═══ EXCERPT PROVIDED ═══
# Green Car Repts Review Notes some Differences between U.S. and European Cruze TD



## Eugene_C (Mar 15, 2012)

This is one of the more comprehensive reviews I've seen so far. I thought this passage was helpful in describing some of the changes made for the U.S. market:



> Many diesel fans have asked, “Why can’t carmakers bring over the diesels they sell in Europe?” The large number of unique components that Chevrolet developed for the U.S. version of its 2.0-liter diesel engine highlights just how different the two markets are.The U.S. version of the engine required many redesigned components to meet tougher U.S. emissions standards and the much greater temperature extremes found on the North American continent.
> 
> Just a few of the components included a new exhaust manifold, different exhaust-gas recirculation, ceramic glow plugs and an optional oil-pan heater for cold starting, a new timing belt and tensioner system, and numerous additional sensors in the exhaust system.
> 
> Chevrolet engineers also remapped the first three gears of the automatic transmission to provide smoother shifts and more seamless power delivery for North American drivers less accustomed to obvious and abrupt gear changes than their European counterparts.


Personally I think die-hard diesel fans would be fine with "Euro-style" diesels, but I can see GM's point also in trying to reach a larger market.
═══ RECORDS SHOWN ═══
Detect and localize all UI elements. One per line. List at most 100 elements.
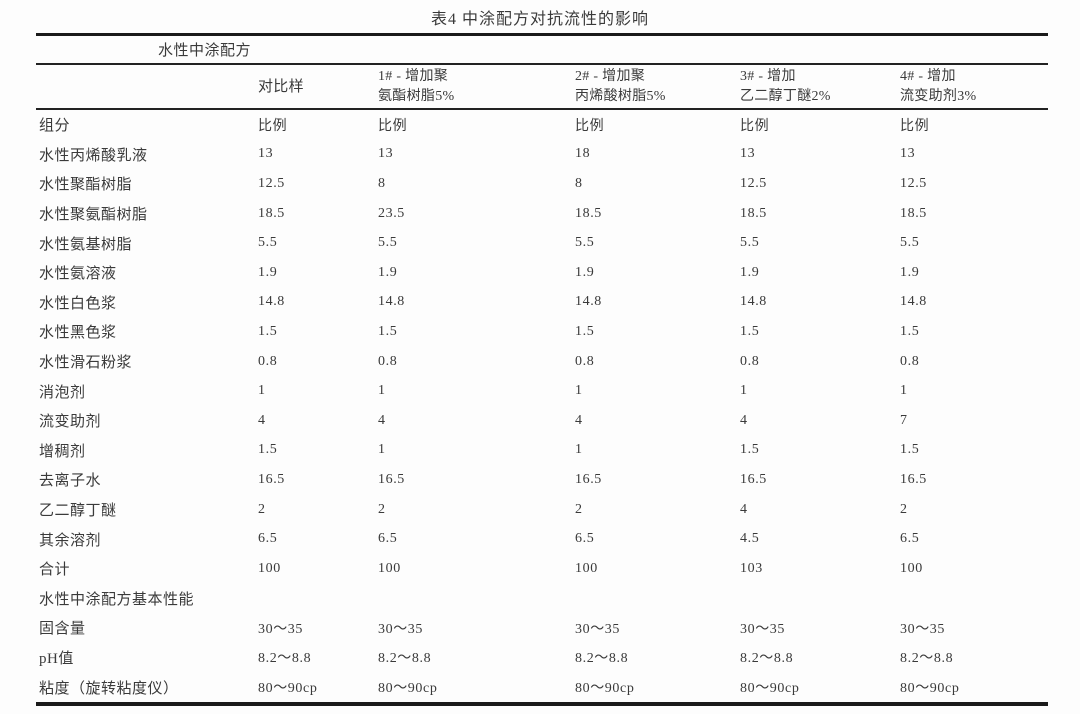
- cell-value: 4.5: [740, 531, 760, 547]
- cell-value: 16.5: [740, 471, 767, 487]
- cell-value: 80～90cp: [740, 681, 800, 697]
- cell-value: 13: [740, 146, 756, 162]
- cell-value: 4: [378, 412, 386, 428]
- cell-value: 1.5: [575, 323, 595, 339]
- cell-value: 1.5: [258, 323, 278, 339]
- cell-value: 4: [740, 501, 748, 517]
- column-header-line2: 丙烯酸树脂5%: [575, 89, 666, 104]
- column-header-line2: 乙二醇丁醚2%: [740, 89, 831, 104]
- header-divider-rule: [36, 108, 1048, 110]
- table-top-rule: [36, 33, 1048, 36]
- table-row: 流变助剂 4 4 4 4 7: [36, 406, 1048, 436]
- formulation-table: 水性中涂配方 对比样 1# - 增加聚 氨酯树脂5% 2# - 增加聚 丙烯酸树…: [36, 33, 1048, 706]
- cell-value: 比例: [378, 118, 408, 134]
- cell-value: 6.5: [378, 531, 398, 547]
- row-label: 去离子水: [39, 473, 102, 490]
- cell-value: 80～90cp: [378, 681, 438, 697]
- column-header-3: 3# - 增加 乙二醇丁醚2%: [740, 65, 900, 108]
- row-label: 水性滑石粉浆: [39, 355, 133, 372]
- cell-value: 16.5: [258, 471, 285, 487]
- cell-value: 1: [258, 383, 266, 399]
- cell-value: 1.9: [258, 264, 278, 280]
- cell-value: 14.8: [575, 294, 602, 310]
- cell-value: 14.8: [740, 294, 767, 310]
- cell-value: 23.5: [378, 205, 405, 221]
- cell-value: 比例: [740, 118, 770, 134]
- cell-value: 18.5: [575, 205, 602, 221]
- cell-value: 1: [740, 383, 748, 399]
- cell-value: 1.9: [740, 264, 760, 280]
- cell-value: 14.8: [900, 294, 927, 310]
- cell-value: 16.5: [900, 471, 927, 487]
- cell-value: 1.9: [378, 264, 398, 280]
- cell-value: 8.2～8.8: [258, 651, 312, 667]
- row-label: 水性氨基树脂: [39, 236, 133, 253]
- row-label: 固含量: [39, 621, 86, 638]
- cell-value: 80～90cp: [575, 681, 635, 697]
- table-row: 水性氨溶液 1.9 1.9 1.9 1.9 1.9: [36, 258, 1048, 288]
- cell-value: 5.5: [258, 235, 278, 251]
- cell-value: 8: [575, 175, 583, 191]
- cell-value: 0.8: [900, 353, 920, 369]
- row-label: 水性白色浆: [39, 295, 117, 312]
- cell-value: 4: [740, 412, 748, 428]
- cell-value: 100: [258, 560, 281, 576]
- cell-value: 80～90cp: [900, 681, 960, 697]
- cell-value: 1: [575, 383, 583, 399]
- table-row: pH值 8.2～8.8 8.2～8.8 8.2～8.8 8.2～8.8 8.2～8.8: [36, 643, 1048, 673]
- cell-value: 8.2～8.8: [378, 651, 432, 667]
- table-header-row: 对比样 1# - 增加聚 氨酯树脂5% 2# - 增加聚 丙烯酸树脂5% 3# …: [36, 65, 1048, 108]
- cell-value: 0.8: [740, 353, 760, 369]
- cell-value: 18.5: [258, 205, 285, 221]
- table-group-header: 水性中涂配方: [158, 43, 252, 59]
- cell-value: 1.9: [575, 264, 595, 280]
- row-label: 粘度（旋转粘度仪）: [39, 680, 179, 697]
- table-body: 组分 比例 比例 比例 比例 比例 水性丙烯酸乳液 13 13 18 13 13 水性聚酯树脂 12.5 8…: [36, 110, 1048, 702]
- row-label: 水性聚酯树脂: [39, 177, 133, 194]
- row-label: 消泡剂: [39, 384, 86, 401]
- table-row: 水性滑石粉浆 0.8 0.8 0.8 0.8 0.8: [36, 347, 1048, 377]
- table-row: 水性氨基树脂 5.5 5.5 5.5 5.5 5.5: [36, 228, 1048, 258]
- table-row: 增稠剂 1.5 1 1 1.5 1.5: [36, 436, 1048, 466]
- cell-value: 13: [378, 146, 394, 162]
- cell-value: 1.5: [740, 442, 760, 458]
- cell-value: 1.9: [900, 264, 920, 280]
- cell-value: 6.5: [900, 531, 920, 547]
- cell-value: 1.5: [740, 323, 760, 339]
- cell-value: 1: [378, 442, 386, 458]
- table-row: 其余溶剂 6.5 6.5 6.5 4.5 6.5: [36, 524, 1048, 554]
- table-row: 水性聚酯树脂 12.5 8 8 12.5 12.5: [36, 169, 1048, 199]
- cell-value: 1: [900, 383, 908, 399]
- table-row: 水性黑色浆 1.5 1.5 1.5 1.5 1.5: [36, 317, 1048, 347]
- cell-value: 1.5: [900, 323, 920, 339]
- cell-value: 8.2～8.8: [575, 651, 629, 667]
- cell-value: 1.5: [258, 442, 278, 458]
- cell-value: 30～35: [740, 621, 785, 637]
- cell-value: 16.5: [378, 471, 405, 487]
- cell-value: 6.5: [258, 531, 278, 547]
- column-header-line2: 流变助剂3%: [900, 89, 977, 104]
- cell-value: 30～35: [378, 621, 423, 637]
- column-header-line1: 2# - 增加聚: [575, 69, 646, 84]
- cell-value: 5.5: [740, 235, 760, 251]
- table-row: 水性聚氨酯树脂 18.5 23.5 18.5 18.5 18.5: [36, 199, 1048, 229]
- row-label: 水性氨溶液: [39, 266, 117, 283]
- row-label: 乙二醇丁醚: [39, 503, 117, 520]
- group-divider-rule: [36, 63, 1048, 65]
- table-row: 固含量 30～35 30～35 30～35 30～35 30～35: [36, 613, 1048, 643]
- row-label: pH值: [39, 650, 74, 667]
- table-row: 去离子水 16.5 16.5 16.5 16.5 16.5: [36, 465, 1048, 495]
- row-label: 其余溶剂: [39, 532, 102, 549]
- cell-value: 比例: [900, 118, 930, 134]
- cell-value: 18.5: [740, 205, 767, 221]
- cell-value: 30～35: [258, 621, 303, 637]
- row-label: 水性聚氨酯树脂: [39, 207, 148, 224]
- column-header-control: 对比样: [258, 78, 304, 95]
- cell-value: 2: [378, 501, 386, 517]
- cell-value: 13: [258, 146, 274, 162]
- cell-value: 0.8: [378, 353, 398, 369]
- cell-value: 13: [900, 146, 916, 162]
- cell-value: 8.2～8.8: [740, 651, 794, 667]
- column-header-line1: 4# - 增加: [900, 69, 956, 84]
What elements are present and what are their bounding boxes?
═══
PROBLEMS TO WORK ON:
- A) Summarize the Cruze diesel post above in two sentences.
- B) Answer these questions from the Cruze diesel post above:
(i) On what date was the post made?
(ii) What kind of glow plugs does the U.S. engine use?
(iii) Which gears of the automatic transmission did Chevrolet engineers remap?

FINAL RESULTS:
- A) The post quotes a review explaining that the U.S. version of Chevrolet's 2.0-liter diesel engine needed many redesigned components, such as a new exhaust manifold and ceramic glow plugs, to meet tougher U.S. emissions standards and greater temperature extremes, and that the first three gears of its automatic transmission were remapped for smoother shifts. The poster believes die-hard diesel fans would be fine with "Euro-style" diesels but can also see GM's point in trying to reach a larger market.

- B)
(i) Mar 15, 2012
(ii) Ceramic glow plugs
(iii) The first three gears